WHAT THE TASK ASKS →
Reproduce the records below in full and exactly, without their images.

________________

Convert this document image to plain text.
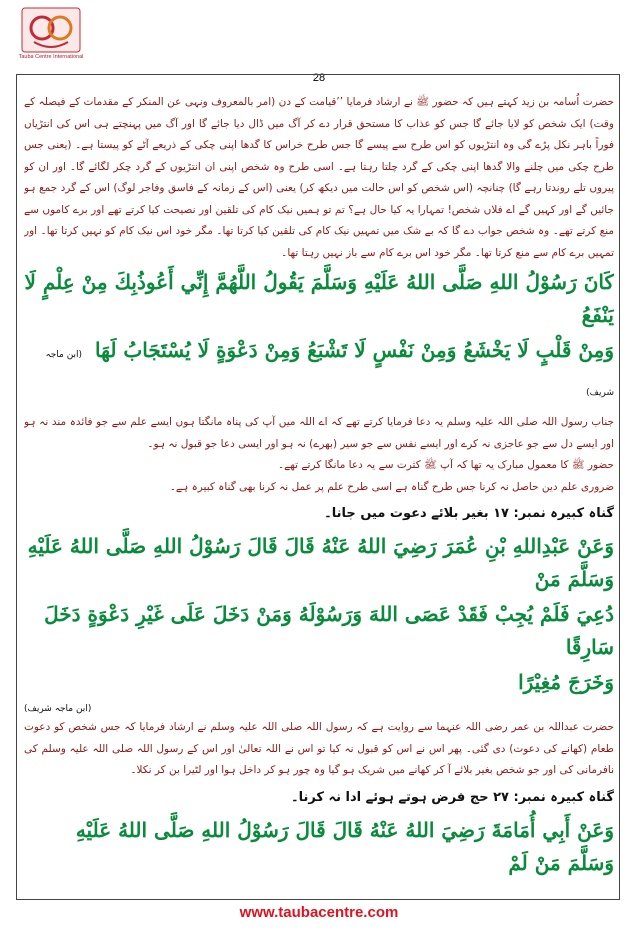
Tauba Centre International
28

حضرت اُسامہ بن زید کہتے ہیں کہ حضور ﷺ نے ارشاد فرمایا ’’قیامت کے دن (امر بالمعروف ونہی عن المنکر کے مقدمات کے فیصلہ کے وقت) ایک شخص کو لایا جائے گا جس کو عذاب کا مستحق قرار دے کر آگ میں ڈال دیا جائے گا اور آگ میں پہنچتے ہی اس کی انتڑیاں فوراً باہر نکل پڑے گی وہ انتڑیوں کو اس طرح سے پیسے گا جس طرح خراس کا گدھا اپنی چکی کے ذریعے آٹے کو پیستا ہے۔ (یعنی جس طرح چکی میں چلنے والا گدھا اپنی چکی کے گرد چلتا رہتا ہے۔ اسی طرح وہ شخص اپنی ان انتڑیوں کے گرد چکر لگائے گا۔ اور ان کو پیروں تلے روندتا رہے گا) چنانچہ (اس شخص کو اس حالت میں دیکھ کر) یعنی (اس کے زمانہ کے فاسق وفاجر لوگ) اس کے گرد جمع ہو جائیں گے اور کہیں گے اے فلاں شخص! تمہارا یہ کیا حال ہے؟ تم تو ہمیں نیک کام کی تلقین اور نصیحت کیا کرتے تھے اور برے کاموں سے منع کرتے تھے۔ وہ شخص جواب دے گا کہ بے شک میں تمہیں نیک کام کی تلقین کیا کرتا تھا۔ مگر خود اس نیک کام کو نہیں کرتا تھا۔ اور تمہیں برے کام سے منع کرتا تھا۔ مگر خود اس برے کام سے باز نہیں رہتا تھا۔

كَانَ رَسُوْلُ اللهِ صَلَّى اللهُ عَلَيْهِ وَسَلَّمَ يَقُولُ اللَّهُمَّ إِنِّي أَعُوذُبِكَ مِنْ عِلْمٍ لَا يَنْفَعُ

وَمِنْ قَلْبٍ لَا يَخْشَعُ وَمِنْ نَفْسٍ لَا تَشْبَعُ وَمِنْ دَعْوَةٍ لَا يُسْتَجَابُ لَهَا (ابن ماجہ شریف)

جناب رسول اللہ صلی اللہ علیہ وسلم یہ دعا فرمایا کرتے تھے کہ اے اللہ میں آپ کی پناہ مانگتا ہوں ایسے علم سے جو فائدہ مند نہ ہو اور ایسے دل سے جو عاجزی نہ کرے اور ایسے نفس سے جو سیر (بھرے) نہ ہو اور ایسی دعا جو قبول نہ ہو۔

حضور ﷺ کا معمول مبارک یہ تھا کہ آپ ﷺ کثرت سے یہ دعا مانگا کرتے تھے۔

ضروری علم دین حاصل نہ کرنا جس طرح گناہ ہے اسی طرح علم پر عمل نہ کرنا بھی گناہ کبیرہ ہے۔

گناہ کبیرہ نمبر: ۱۷ بغیر بلائے دعوت میں جانا۔

وَعَنْ عَبْدِاللهِ بْنِ عُمَرَ رَضِيَ اللهُ عَنْهُ قَالَ قَالَ رَسُوْلُ اللهِ صَلَّى اللهُ عَلَيْهِ وَسَلَّمَ مَنْ

دُعِيَ فَلَمْ يُجِبْ فَقَدْ عَصَى اللهَ وَرَسُوْلَهُ وَمَنْ دَخَلَ عَلَى غَيْرِ دَعْوَةٍ دَخَلَ سَارِقًا

وَخَرَجَ مُغِيْرًا

(ابن ماجہ شریف)

حضرت عبداللہ بن عمر رضی اللہ عنہما سے روایت ہے کہ رسول اللہ صلی اللہ علیہ وسلم نے ارشاد فرمایا کہ جس شخص کو دعوت طعام (کھانے کی دعوت) دی گئی۔ پھر اس نے اس کو قبول نہ کیا تو اس نے اللہ تعالیٰ اور اس کے رسول اللہ صلی اللہ علیہ وسلم کی نافرمانی کی اور جو شخص بغیر بلائے آ کر کھانے میں شریک ہو گیا وہ چور ہو کر داخل ہوا اور لٹیرا بن کر نکلا۔

گناہ کبیرہ نمبر: ۲۷ حج فرض ہوتے ہوئے ادا نہ کرنا۔

وَعَنْ أَبِي أُمَامَةَ رَضِيَ اللهُ عَنْهُ قَالَ قَالَ رَسُوْلُ اللهِ صَلَّى اللهُ عَلَيْهِ وَسَلَّمَ مَنْ لَمْ

www.taubacentre.com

________________

RESULT →
Convert this document image to plain text.
Tauba Centre International
28

حضرت اُسامہ بن زید کہتے ہیں کہ حضور ﷺ نے ارشاد فرمایا ’’قیامت کے دن (امر بالمعروف ونہی عن المنکر کے مقدمات کے فیصلہ کے وقت) ایک شخص کو لایا جائے گا جس کو عذاب کا مستحق قرار دے کر آگ میں ڈال دیا جائے گا اور آگ میں پہنچتے ہی اس کی انتڑیاں فوراً باہر نکل پڑے گی وہ انتڑیوں کو اس طرح سے پیسے گا جس طرح خراس کا گدھا اپنی چکی کے ذریعے آٹے کو پیستا ہے۔ (یعنی جس طرح چکی میں چلنے والا گدھا اپنی چکی کے گرد چلتا رہتا ہے۔ اسی طرح وہ شخص اپنی ان انتڑیوں کے گرد چکر لگائے گا۔ اور ان کو پیروں تلے روندتا رہے گا) چنانچہ (اس شخص کو اس حالت میں دیکھ کر) یعنی (اس کے زمانہ کے فاسق وفاجر لوگ) اس کے گرد جمع ہو جائیں گے اور کہیں گے اے فلاں شخص! تمہارا یہ کیا حال ہے؟ تم تو ہمیں نیک کام کی تلقین اور نصیحت کیا کرتے تھے اور برے کاموں سے منع کرتے تھے۔ وہ شخص جواب دے گا کہ بے شک میں تمہیں نیک کام کی تلقین کیا کرتا تھا۔ مگر خود اس نیک کام کو نہیں کرتا تھا۔ اور تمہیں برے کام سے منع کرتا تھا۔ مگر خود اس برے کام سے باز نہیں رہتا تھا۔

كَانَ رَسُوْلُ اللهِ صَلَّى اللهُ عَلَيْهِ وَسَلَّمَ يَقُولُ اللَّهُمَّ إِنِّي أَعُوذُبِكَ مِنْ عِلْمٍ لَا يَنْفَعُ

وَمِنْ قَلْبٍ لَا يَخْشَعُ وَمِنْ نَفْسٍ لَا تَشْبَعُ وَمِنْ دَعْوَةٍ لَا يُسْتَجَابُ لَهَا (ابن ماجہ شریف)

جناب رسول اللہ صلی اللہ علیہ وسلم یہ دعا فرمایا کرتے تھے کہ اے اللہ میں آپ کی پناہ مانگتا ہوں ایسے علم سے جو فائدہ مند نہ ہو اور ایسے دل سے جو عاجزی نہ کرے اور ایسے نفس سے جو سیر (بھرے) نہ ہو اور ایسی دعا جو قبول نہ ہو۔

حضور ﷺ کا معمول مبارک یہ تھا کہ آپ ﷺ کثرت سے یہ دعا مانگا کرتے تھے۔

ضروری علم دین حاصل نہ کرنا جس طرح گناہ ہے اسی طرح علم پر عمل نہ کرنا بھی گناہ کبیرہ ہے۔

گناہ کبیرہ نمبر: ۱۷ بغیر بلائے دعوت میں جانا۔

وَعَنْ عَبْدِاللهِ بْنِ عُمَرَ رَضِيَ اللهُ عَنْهُ قَالَ قَالَ رَسُوْلُ اللهِ صَلَّى اللهُ عَلَيْهِ وَسَلَّمَ مَنْ

دُعِيَ فَلَمْ يُجِبْ فَقَدْ عَصَى اللهَ وَرَسُوْلَهُ وَمَنْ دَخَلَ عَلَى غَيْرِ دَعْوَةٍ دَخَلَ سَارِقًا

وَخَرَجَ مُغِيْرًا

(ابن ماجہ شریف)

حضرت عبداللہ بن عمر رضی اللہ عنہما سے روایت ہے کہ رسول اللہ صلی اللہ علیہ وسلم نے ارشاد فرمایا کہ جس شخص کو دعوت طعام (کھانے کی دعوت) دی گئی۔ پھر اس نے اس کو قبول نہ کیا تو اس نے اللہ تعالیٰ اور اس کے رسول اللہ صلی اللہ علیہ وسلم کی نافرمانی کی اور جو شخص بغیر بلائے آ کر کھانے میں شریک ہو گیا وہ چور ہو کر داخل ہوا اور لٹیرا بن کر نکلا۔

گناہ کبیرہ نمبر: ۲۷ حج فرض ہوتے ہوئے ادا نہ کرنا۔

وَعَنْ أَبِي أُمَامَةَ رَضِيَ اللهُ عَنْهُ قَالَ قَالَ رَسُوْلُ اللهِ صَلَّى اللهُ عَلَيْهِ وَسَلَّمَ مَنْ لَمْ

www.taubacentre.com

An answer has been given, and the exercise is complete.